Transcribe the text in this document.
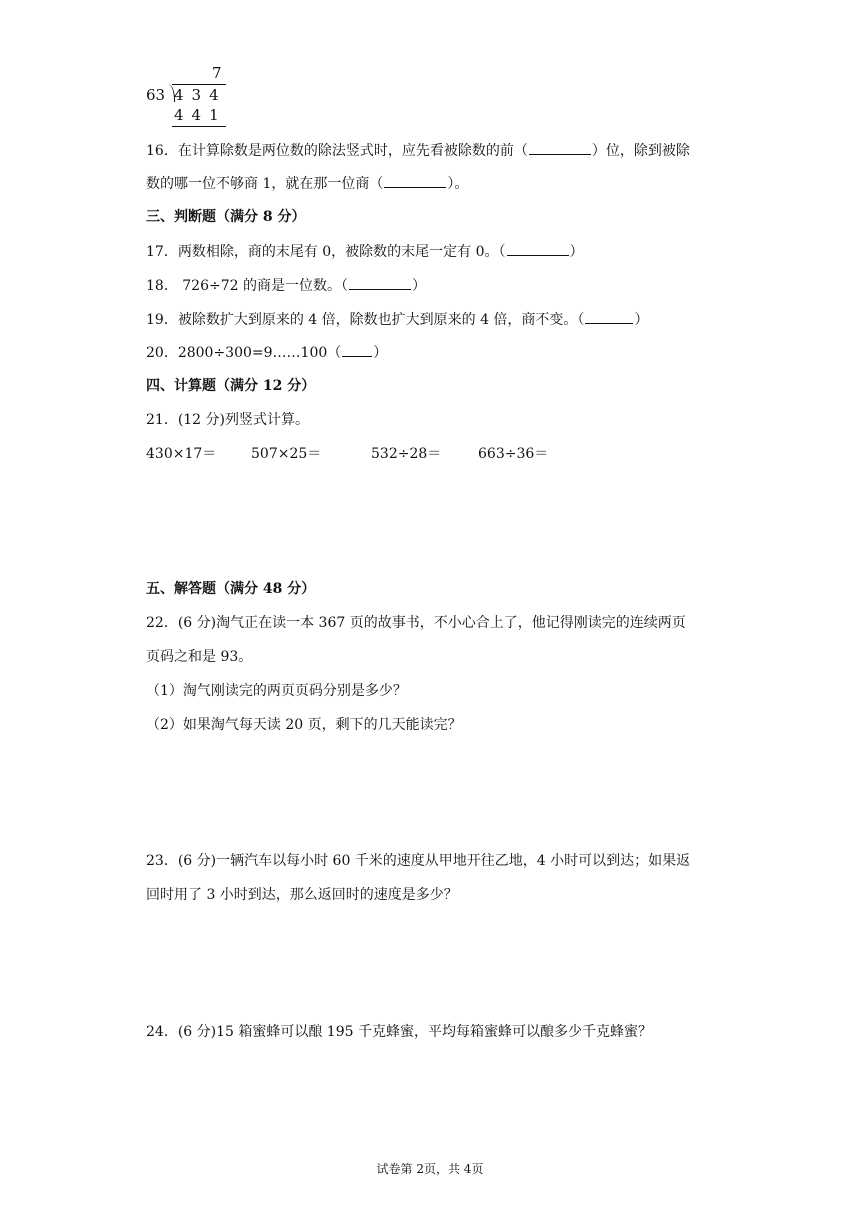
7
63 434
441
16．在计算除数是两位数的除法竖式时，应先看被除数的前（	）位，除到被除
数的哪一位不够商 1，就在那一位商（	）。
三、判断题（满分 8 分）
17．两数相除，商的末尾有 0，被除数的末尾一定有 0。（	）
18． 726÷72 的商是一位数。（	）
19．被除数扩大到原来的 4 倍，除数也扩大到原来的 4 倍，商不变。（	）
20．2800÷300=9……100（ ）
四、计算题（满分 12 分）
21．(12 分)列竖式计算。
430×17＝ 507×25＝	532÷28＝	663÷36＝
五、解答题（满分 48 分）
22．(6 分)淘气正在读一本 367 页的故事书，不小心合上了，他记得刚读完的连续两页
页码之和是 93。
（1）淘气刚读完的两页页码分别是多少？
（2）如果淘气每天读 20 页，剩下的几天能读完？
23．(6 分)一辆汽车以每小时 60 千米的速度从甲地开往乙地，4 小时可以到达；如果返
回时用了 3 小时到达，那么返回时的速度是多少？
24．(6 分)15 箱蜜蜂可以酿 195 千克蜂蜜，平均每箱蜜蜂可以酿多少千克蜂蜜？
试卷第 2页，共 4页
* * *
**Job:**
Go through the entries above and output them exactly, without pictures.

**Response:**
Transcribe the text in this document.
7
63 434
441
16．在计算除数是两位数的除法竖式时，应先看被除数的前（	）位，除到被除
数的哪一位不够商 1，就在那一位商（	）。
三、判断题（满分 8 分）
17．两数相除，商的末尾有 0，被除数的末尾一定有 0。（	）
18． 726÷72 的商是一位数。（	）
19．被除数扩大到原来的 4 倍，除数也扩大到原来的 4 倍，商不变。（	）
20．2800÷300=9……100（ ）
四、计算题（满分 12 分）
21．(12 分)列竖式计算。
430×17＝ 507×25＝	532÷28＝	663÷36＝
五、解答题（满分 48 分）
22．(6 分)淘气正在读一本 367 页的故事书，不小心合上了，他记得刚读完的连续两页
页码之和是 93。
（1）淘气刚读完的两页页码分别是多少？
（2）如果淘气每天读 20 页，剩下的几天能读完？
23．(6 分)一辆汽车以每小时 60 千米的速度从甲地开往乙地，4 小时可以到达；如果返
回时用了 3 小时到达，那么返回时的速度是多少？
24．(6 分)15 箱蜜蜂可以酿 195 千克蜂蜜，平均每箱蜜蜂可以酿多少千克蜂蜜？
试卷第 2页，共 4页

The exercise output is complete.